The Lack of a Small Unified Database
The database interface in KOffice is called Kexi. Kexi is an integrated environment for creating database schemas and for inserting, querying and processing data. It can run without KDE, on UNIX, MS Windows and Mac OS X. Kexi already creates self-contained database files (.kexi). Queries and other metadata are stored inside the database itself, in special hidden tables named kexi__*. Such metadata is of both visual (column widths, detailed cell formatting) and functional natures (constraints, error messages). This is quite different from what happens today in OO.o, where metadata is stored in an XML package while the data itself is stored somewhere else.
Obviously, using the Microsoft Access format, .mdb, is not an option. Why remain dependent on yet another proprietary format that could change overnight? As far as I know, the best solution is SQLite, a lean and mean database engine already available in KDE and GNOME--it's embedded in Kexi and gnome-db, respectively--and built from less than 30K lines of C code. Using SQLite, databases can be designed and used with a standalone, public domain browser on Linux, Windows and Mac OS X. Wrappers in all popular languages already exist; even PHP 5.0.0 already embeds SQLite, version 2.8.14.

◇ ◇ ◇

▶ _Written problem 1_
Gather every line of the entries that contains the string "tick", and treat uppercase and lowercase as distinct.
The Kexi passage and the entries that follow are unrelated material.

Extracted records:

◇ ◇ ◇

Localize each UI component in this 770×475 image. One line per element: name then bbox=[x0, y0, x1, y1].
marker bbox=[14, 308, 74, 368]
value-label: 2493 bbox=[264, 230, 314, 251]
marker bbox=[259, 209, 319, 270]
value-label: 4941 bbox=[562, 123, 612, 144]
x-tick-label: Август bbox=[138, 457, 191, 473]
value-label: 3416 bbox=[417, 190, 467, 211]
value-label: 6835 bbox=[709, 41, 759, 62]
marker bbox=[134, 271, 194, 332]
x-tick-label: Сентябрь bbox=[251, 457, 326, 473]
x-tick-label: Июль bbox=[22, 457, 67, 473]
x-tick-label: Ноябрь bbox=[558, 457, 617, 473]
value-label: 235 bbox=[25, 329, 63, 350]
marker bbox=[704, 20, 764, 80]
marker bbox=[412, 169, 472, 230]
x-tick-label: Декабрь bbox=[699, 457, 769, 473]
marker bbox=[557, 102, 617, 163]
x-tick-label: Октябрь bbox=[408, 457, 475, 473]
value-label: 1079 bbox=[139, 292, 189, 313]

◇ ◇ ◇

▶ _Written problem 2_
Print the Kexi passage word for word, starting with "The Lack of" and going on through "stored somewhere else.".

▶ _Exercise result 1_
x-tick-label: Август bbox=[138, 457, 191, 473]
x-tick-label: Сентябрь bbox=[251, 457, 326, 473]
x-tick-label: Июль bbox=[22, 457, 67, 473]
x-tick-label: Ноябрь bbox=[558, 457, 617, 473]
x-tick-label: Декабрь bbox=[699, 457, 769, 473]
x-tick-label: Октябрь bbox=[408, 457, 475, 473]

▶ _Exercise result 2_
The Lack of a Small Unified Database
The database interface in KOffice is called Kexi. Kexi is an integrated environment for creating database schemas and for inserting, querying and processing data. It can run without KDE, on UNIX, MS Windows and Mac OS X. Kexi already creates self-contained database files (.kexi). Queries and other metadata are stored inside the database itself, in special hidden tables named kexi__*. Such metadata is of both visual (column widths, detailed cell formatting) and functional natures (constraints, error messages). This is quite different from what happens today in OO.o, where metadata is stored in an XML package while the data itself is stored somewhere else.